Exercise
Copy everything in the listing below word for word, apart from any images.

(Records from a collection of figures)

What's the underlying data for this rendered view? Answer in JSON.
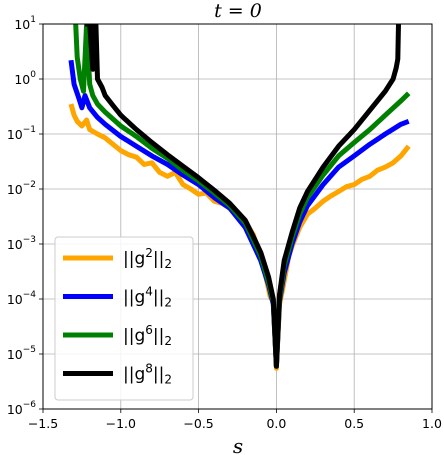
{
  "chart_data": {
    "type": "line",
    "title": "t = 0",
    "xlabel": "s",
    "ylabel": "",
    "xlim": [
      -1.5,
      1.0
    ],
    "ylim": [
      1e-06,
      10
    ],
    "yscale": "log",
    "grid": true,
    "legend_placement": "lower-left",
    "x_ticks": [
      -1.5,
      -1.0,
      -0.5,
      0.0,
      0.5,
      1.0
    ],
    "x_tick_labels": [
      "−1.5",
      "−1.0",
      "−0.5",
      "0.0",
      "0.5",
      "1.0"
    ],
    "y_ticks": [
      1e-06,
      1e-05,
      0.0001,
      0.001,
      0.01,
      0.1,
      1,
      10
    ],
    "y_tick_labels": [
      {
        "base": "10",
        "exp": "−6"
      },
      {
        "base": "10",
        "exp": "−5"
      },
      {
        "base": "10",
        "exp": "−4"
      },
      {
        "base": "10",
        "exp": "−3"
      },
      {
        "base": "10",
        "exp": "−2"
      },
      {
        "base": "10",
        "exp": "−1"
      },
      {
        "base": "10",
        "exp": "0"
      },
      {
        "base": "10",
        "exp": "1"
      }
    ],
    "series": [
      {
        "name": "||g²||₂",
        "legend": {
          "pre": "||g",
          "sup": "2",
          "mid": "||",
          "sub": "2"
        },
        "color": "#ffa500",
        "x": [
          -1.32,
          -1.3,
          -1.28,
          -1.25,
          -1.22,
          -1.2,
          -1.15,
          -1.1,
          -1.05,
          -1.0,
          -0.95,
          -0.9,
          -0.85,
          -0.8,
          -0.75,
          -0.7,
          -0.65,
          -0.6,
          -0.55,
          -0.5,
          -0.45,
          -0.4,
          -0.35,
          -0.3,
          -0.25,
          -0.2,
          -0.15,
          -0.1,
          -0.08,
          -0.06,
          -0.04,
          -0.02,
          0.0,
          0.02,
          0.04,
          0.06,
          0.08,
          0.1,
          0.15,
          0.2,
          0.25,
          0.3,
          0.35,
          0.4,
          0.45,
          0.5,
          0.55,
          0.6,
          0.65,
          0.7,
          0.75,
          0.8,
          0.85
        ],
        "y": [
          0.35,
          0.22,
          0.17,
          0.14,
          0.18,
          0.12,
          0.1,
          0.085,
          0.065,
          0.05,
          0.042,
          0.038,
          0.028,
          0.03,
          0.02,
          0.017,
          0.02,
          0.012,
          0.01,
          0.008,
          0.0085,
          0.006,
          0.0055,
          0.0045,
          0.0035,
          0.0025,
          0.0015,
          0.0006,
          0.00035,
          0.0002,
          0.00011,
          9e-05,
          5.5e-06,
          8e-05,
          0.00015,
          0.0003,
          0.0006,
          0.0009,
          0.002,
          0.0035,
          0.0045,
          0.006,
          0.0075,
          0.009,
          0.011,
          0.012,
          0.015,
          0.017,
          0.022,
          0.025,
          0.03,
          0.04,
          0.06
        ]
      },
      {
        "name": "||g⁴||₂",
        "legend": {
          "pre": "||g",
          "sup": "4",
          "mid": "||",
          "sub": "2"
        },
        "color": "#0000ff",
        "x": [
          -1.32,
          -1.3,
          -1.27,
          -1.25,
          -1.23,
          -1.2,
          -1.15,
          -1.1,
          -1.0,
          -0.9,
          -0.8,
          -0.7,
          -0.6,
          -0.5,
          -0.4,
          -0.3,
          -0.2,
          -0.15,
          -0.1,
          -0.05,
          -0.02,
          0.0,
          0.02,
          0.05,
          0.1,
          0.15,
          0.2,
          0.3,
          0.4,
          0.5,
          0.6,
          0.7,
          0.8,
          0.85
        ],
        "y": [
          2.2,
          0.8,
          0.45,
          0.3,
          0.5,
          0.3,
          0.2,
          0.15,
          0.09,
          0.06,
          0.04,
          0.028,
          0.018,
          0.012,
          0.007,
          0.0045,
          0.002,
          0.001,
          0.0005,
          0.00018,
          8e-05,
          6e-06,
          9e-05,
          0.0003,
          0.001,
          0.0025,
          0.005,
          0.012,
          0.025,
          0.04,
          0.065,
          0.1,
          0.15,
          0.17
        ]
      },
      {
        "name": "||g⁶||₂",
        "legend": {
          "pre": "||g",
          "sup": "6",
          "mid": "||",
          "sub": "2"
        },
        "color": "#008000",
        "x": [
          -1.29,
          -1.28,
          -1.26,
          -1.24,
          -1.22,
          -1.2,
          -1.18,
          -1.15,
          -1.1,
          -1.0,
          -0.9,
          -0.8,
          -0.7,
          -0.6,
          -0.5,
          -0.4,
          -0.3,
          -0.2,
          -0.15,
          -0.1,
          -0.05,
          -0.02,
          0.0,
          0.02,
          0.05,
          0.1,
          0.15,
          0.2,
          0.3,
          0.4,
          0.5,
          0.6,
          0.7,
          0.8,
          0.85
        ],
        "y": [
          10,
          2.5,
          1.0,
          0.6,
          10,
          0.8,
          0.5,
          0.35,
          0.25,
          0.14,
          0.09,
          0.055,
          0.036,
          0.022,
          0.014,
          0.0085,
          0.005,
          0.0024,
          0.0012,
          0.0006,
          0.0002,
          9e-05,
          6e-06,
          0.0001,
          0.0004,
          0.0013,
          0.0035,
          0.007,
          0.018,
          0.04,
          0.07,
          0.12,
          0.22,
          0.4,
          0.55
        ]
      },
      {
        "name": "||g⁸||₂",
        "legend": {
          "pre": "||g",
          "sup": "8",
          "mid": "||",
          "sub": "2"
        },
        "color": "#000000",
        "x": [
          -1.23,
          -1.22,
          -1.2,
          -1.18,
          -1.17,
          -1.16,
          -1.15,
          -1.12,
          -1.1,
          -1.05,
          -1.0,
          -0.9,
          -0.8,
          -0.7,
          -0.6,
          -0.5,
          -0.4,
          -0.3,
          -0.2,
          -0.15,
          -0.1,
          -0.05,
          -0.02,
          0.0,
          0.02,
          0.05,
          0.1,
          0.15,
          0.2,
          0.3,
          0.4,
          0.5,
          0.6,
          0.7,
          0.75,
          0.77,
          0.78,
          0.785
        ],
        "y": [
          10,
          10,
          10,
          1.5,
          10,
          10,
          1.0,
          0.7,
          0.5,
          0.33,
          0.22,
          0.12,
          0.07,
          0.042,
          0.026,
          0.016,
          0.0095,
          0.0055,
          0.0027,
          0.0014,
          0.0007,
          0.00025,
          0.0001,
          6e-06,
          0.00012,
          0.0005,
          0.0016,
          0.0045,
          0.009,
          0.025,
          0.06,
          0.12,
          0.27,
          0.6,
          1.0,
          1.6,
          2.3,
          10
        ]
      }
    ]
  }
}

Expected answer
What's the underlying data for this rendered view? Answer in JSON.
{
  "chart_data": {
    "type": "line",
    "title": "t = 0",
    "xlabel": "s",
    "ylabel": "",
    "xlim": [
      -1.5,
      1.0
    ],
    "ylim": [
      1e-06,
      10
    ],
    "yscale": "log",
    "grid": true,
    "legend_placement": "lower-left",
    "x_ticks": [
      -1.5,
      -1.0,
      -0.5,
      0.0,
      0.5,
      1.0
    ],
    "x_tick_labels": [
      "−1.5",
      "−1.0",
      "−0.5",
      "0.0",
      "0.5",
      "1.0"
    ],
    "y_ticks": [
      1e-06,
      1e-05,
      0.0001,
      0.001,
      0.01,
      0.1,
      1,
      10
    ],
    "y_tick_labels": [
      {
        "base": "10",
        "exp": "−6"
      },
      {
        "base": "10",
        "exp": "−5"
      },
      {
        "base": "10",
        "exp": "−4"
      },
      {
        "base": "10",
        "exp": "−3"
      },
      {
        "base": "10",
        "exp": "−2"
      },
      {
        "base": "10",
        "exp": "−1"
      },
      {
        "base": "10",
        "exp": "0"
      },
      {
        "base": "10",
        "exp": "1"
      }
    ],
    "series": [
      {
        "name": "||g²||₂",
        "legend": {
          "pre": "||g",
          "sup": "2",
          "mid": "||",
          "sub": "2"
        },
        "color": "#ffa500",
        "x": [
          -1.32,
          -1.3,
          -1.28,
          -1.25,
          -1.22,
          -1.2,
          -1.15,
          -1.1,
          -1.05,
          -1.0,
          -0.95,
          -0.9,
          -0.85,
          -0.8,
          -0.75,
          -0.7,
          -0.65,
          -0.6,
          -0.55,
          -0.5,
          -0.45,
          -0.4,
          -0.35,
          -0.3,
          -0.25,
          -0.2,
          -0.15,
          -0.1,
          -0.08,
          -0.06,
          -0.04,
          -0.02,
          0.0,
          0.02,
          0.04,
          0.06,
          0.08,
          0.1,
          0.15,
          0.2,
          0.25,
          0.3,
          0.35,
          0.4,
          0.45,
          0.5,
          0.55,
          0.6,
          0.65,
          0.7,
          0.75,
          0.8,
          0.85
        ],
        "y": [
          0.35,
          0.22,
          0.17,
          0.14,
          0.18,
          0.12,
          0.1,
          0.085,
          0.065,
          0.05,
          0.042,
          0.038,
          0.028,
          0.03,
          0.02,
          0.017,
          0.02,
          0.012,
          0.01,
          0.008,
          0.0085,
          0.006,
          0.0055,
          0.0045,
          0.0035,
          0.0025,
          0.0015,
          0.0006,
          0.00035,
          0.0002,
          0.00011,
          9e-05,
          5.5e-06,
          8e-05,
          0.00015,
          0.0003,
          0.0006,
          0.0009,
          0.002,
          0.0035,
          0.0045,
          0.006,
          0.0075,
          0.009,
          0.011,
          0.012,
          0.015,
          0.017,
          0.022,
          0.025,
          0.03,
          0.04,
          0.06
        ]
      },
      {
        "name": "||g⁴||₂",
        "legend": {
          "pre": "||g",
          "sup": "4",
          "mid": "||",
          "sub": "2"
        },
        "color": "#0000ff",
        "x": [
          -1.32,
          -1.3,
          -1.27,
          -1.25,
          -1.23,
          -1.2,
          -1.15,
          -1.1,
          -1.0,
          -0.9,
          -0.8,
          -0.7,
          -0.6,
          -0.5,
          -0.4,
          -0.3,
          -0.2,
          -0.15,
          -0.1,
          -0.05,
          -0.02,
          0.0,
          0.02,
          0.05,
          0.1,
          0.15,
          0.2,
          0.3,
          0.4,
          0.5,
          0.6,
          0.7,
          0.8,
          0.85
        ],
        "y": [
          2.2,
          0.8,
          0.45,
          0.3,
          0.5,
          0.3,
          0.2,
          0.15,
          0.09,
          0.06,
          0.04,
          0.028,
          0.018,
          0.012,
          0.007,
          0.0045,
          0.002,
          0.001,
          0.0005,
          0.00018,
          8e-05,
          6e-06,
          9e-05,
          0.0003,
          0.001,
          0.0025,
          0.005,
          0.012,
          0.025,
          0.04,
          0.065,
          0.1,
          0.15,
          0.17
        ]
      },
      {
        "name": "||g⁶||₂",
        "legend": {
          "pre": "||g",
          "sup": "6",
          "mid": "||",
          "sub": "2"
        },
        "color": "#008000",
        "x": [
          -1.29,
          -1.28,
          -1.26,
          -1.24,
          -1.22,
          -1.2,
          -1.18,
          -1.15,
          -1.1,
          -1.0,
          -0.9,
          -0.8,
          -0.7,
          -0.6,
          -0.5,
          -0.4,
          -0.3,
          -0.2,
          -0.15,
          -0.1,
          -0.05,
          -0.02,
          0.0,
          0.02,
          0.05,
          0.1,
          0.15,
          0.2,
          0.3,
          0.4,
          0.5,
          0.6,
          0.7,
          0.8,
          0.85
        ],
        "y": [
          10,
          2.5,
          1.0,
          0.6,
          10,
          0.8,
          0.5,
          0.35,
          0.25,
          0.14,
          0.09,
          0.055,
          0.036,
          0.022,
          0.014,
          0.0085,
          0.005,
          0.0024,
          0.0012,
          0.0006,
          0.0002,
          9e-05,
          6e-06,
          0.0001,
          0.0004,
          0.0013,
          0.0035,
          0.007,
          0.018,
          0.04,
          0.07,
          0.12,
          0.22,
          0.4,
          0.55
        ]
      },
      {
        "name": "||g⁸||₂",
        "legend": {
          "pre": "||g",
          "sup": "8",
          "mid": "||",
          "sub": "2"
        },
        "color": "#000000",
        "x": [
          -1.23,
          -1.22,
          -1.2,
          -1.18,
          -1.17,
          -1.16,
          -1.15,
          -1.12,
          -1.1,
          -1.05,
          -1.0,
          -0.9,
          -0.8,
          -0.7,
          -0.6,
          -0.5,
          -0.4,
          -0.3,
          -0.2,
          -0.15,
          -0.1,
          -0.05,
          -0.02,
          0.0,
          0.02,
          0.05,
          0.1,
          0.15,
          0.2,
          0.3,
          0.4,
          0.5,
          0.6,
          0.7,
          0.75,
          0.77,
          0.78,
          0.785
        ],
        "y": [
          10,
          10,
          10,
          1.5,
          10,
          10,
          1.0,
          0.7,
          0.5,
          0.33,
          0.22,
          0.12,
          0.07,
          0.042,
          0.026,
          0.016,
          0.0095,
          0.0055,
          0.0027,
          0.0014,
          0.0007,
          0.00025,
          0.0001,
          6e-06,
          0.00012,
          0.0005,
          0.0016,
          0.0045,
          0.009,
          0.025,
          0.06,
          0.12,
          0.27,
          0.6,
          1.0,
          1.6,
          2.3,
          10
        ]
      }
    ]
  }
}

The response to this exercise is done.